>> begin Data to use

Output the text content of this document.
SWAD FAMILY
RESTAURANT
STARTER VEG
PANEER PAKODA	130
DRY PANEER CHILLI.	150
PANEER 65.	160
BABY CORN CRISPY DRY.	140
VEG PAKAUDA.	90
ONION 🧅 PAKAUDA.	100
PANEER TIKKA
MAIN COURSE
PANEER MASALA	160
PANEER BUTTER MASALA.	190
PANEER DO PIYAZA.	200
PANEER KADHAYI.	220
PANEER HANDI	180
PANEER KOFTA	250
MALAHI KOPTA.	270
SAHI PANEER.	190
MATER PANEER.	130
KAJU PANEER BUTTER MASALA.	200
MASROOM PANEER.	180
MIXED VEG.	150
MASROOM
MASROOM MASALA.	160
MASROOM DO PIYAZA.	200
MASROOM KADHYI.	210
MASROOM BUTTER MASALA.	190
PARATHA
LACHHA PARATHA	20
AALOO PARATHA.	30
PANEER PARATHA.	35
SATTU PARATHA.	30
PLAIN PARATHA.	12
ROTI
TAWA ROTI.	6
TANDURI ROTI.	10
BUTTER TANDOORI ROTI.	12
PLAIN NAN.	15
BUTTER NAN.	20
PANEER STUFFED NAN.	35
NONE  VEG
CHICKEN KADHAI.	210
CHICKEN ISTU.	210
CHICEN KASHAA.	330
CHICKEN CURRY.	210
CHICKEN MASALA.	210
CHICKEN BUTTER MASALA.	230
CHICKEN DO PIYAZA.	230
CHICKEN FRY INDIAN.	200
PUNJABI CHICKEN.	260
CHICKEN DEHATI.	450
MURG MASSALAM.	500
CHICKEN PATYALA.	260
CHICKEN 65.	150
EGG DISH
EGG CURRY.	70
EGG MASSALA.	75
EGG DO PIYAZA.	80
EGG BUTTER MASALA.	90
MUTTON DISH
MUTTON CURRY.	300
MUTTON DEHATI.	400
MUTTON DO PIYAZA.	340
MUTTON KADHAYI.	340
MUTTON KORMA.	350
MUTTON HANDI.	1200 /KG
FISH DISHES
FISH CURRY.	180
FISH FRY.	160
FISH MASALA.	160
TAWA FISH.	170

>> end Data to use

**Direction**: Extract every entry above as it appears.

**Expected output**:
Output the text content of this document.
SWAD FAMILY
RESTAURANT
STARTER VEG
PANEER PAKODA	130
DRY PANEER CHILLI.	150
PANEER 65.	160
BABY CORN CRISPY DRY.	140
VEG PAKAUDA.	90
ONION 🧅 PAKAUDA.	100
PANEER TIKKA
MAIN COURSE
PANEER MASALA	160
PANEER BUTTER MASALA.	190
PANEER DO PIYAZA.	200
PANEER KADHAYI.	220
PANEER HANDI	180
PANEER KOFTA	250
MALAHI KOPTA.	270
SAHI PANEER.	190
MATER PANEER.	130
KAJU PANEER BUTTER MASALA.	200
MASROOM PANEER.	180
MIXED VEG.	150
MASROOM
MASROOM MASALA.	160
MASROOM DO PIYAZA.	200
MASROOM KADHYI.	210
MASROOM BUTTER MASALA.	190
PARATHA
LACHHA PARATHA	20
AALOO PARATHA.	30
PANEER PARATHA.	35
SATTU PARATHA.	30
PLAIN PARATHA.	12
ROTI
TAWA ROTI.	6
TANDURI ROTI.	10
BUTTER TANDOORI ROTI.	12
PLAIN NAN.	15
BUTTER NAN.	20
PANEER STUFFED NAN.	35
NONE  VEG
CHICKEN KADHAI.	210
CHICKEN ISTU.	210
CHICEN KASHAA.	330
CHICKEN CURRY.	210
CHICKEN MASALA.	210
CHICKEN BUTTER MASALA.	230
CHICKEN DO PIYAZA.	230
CHICKEN FRY INDIAN.	200
PUNJABI CHICKEN.	260
CHICKEN DEHATI.	450
MURG MASSALAM.	500
CHICKEN PATYALA.	260
CHICKEN 65.	150
EGG DISH
EGG CURRY.	70
EGG MASSALA.	75
EGG DO PIYAZA.	80
EGG BUTTER MASALA.	90
MUTTON DISH
MUTTON CURRY.	300
MUTTON DEHATI.	400
MUTTON DO PIYAZA.	340
MUTTON KADHAYI.	340
MUTTON KORMA.	350
MUTTON HANDI.	1200 /KG
FISH DISHES
FISH CURRY.	180
FISH FRY.	160
FISH MASALA.	160
TAWA FISH.	170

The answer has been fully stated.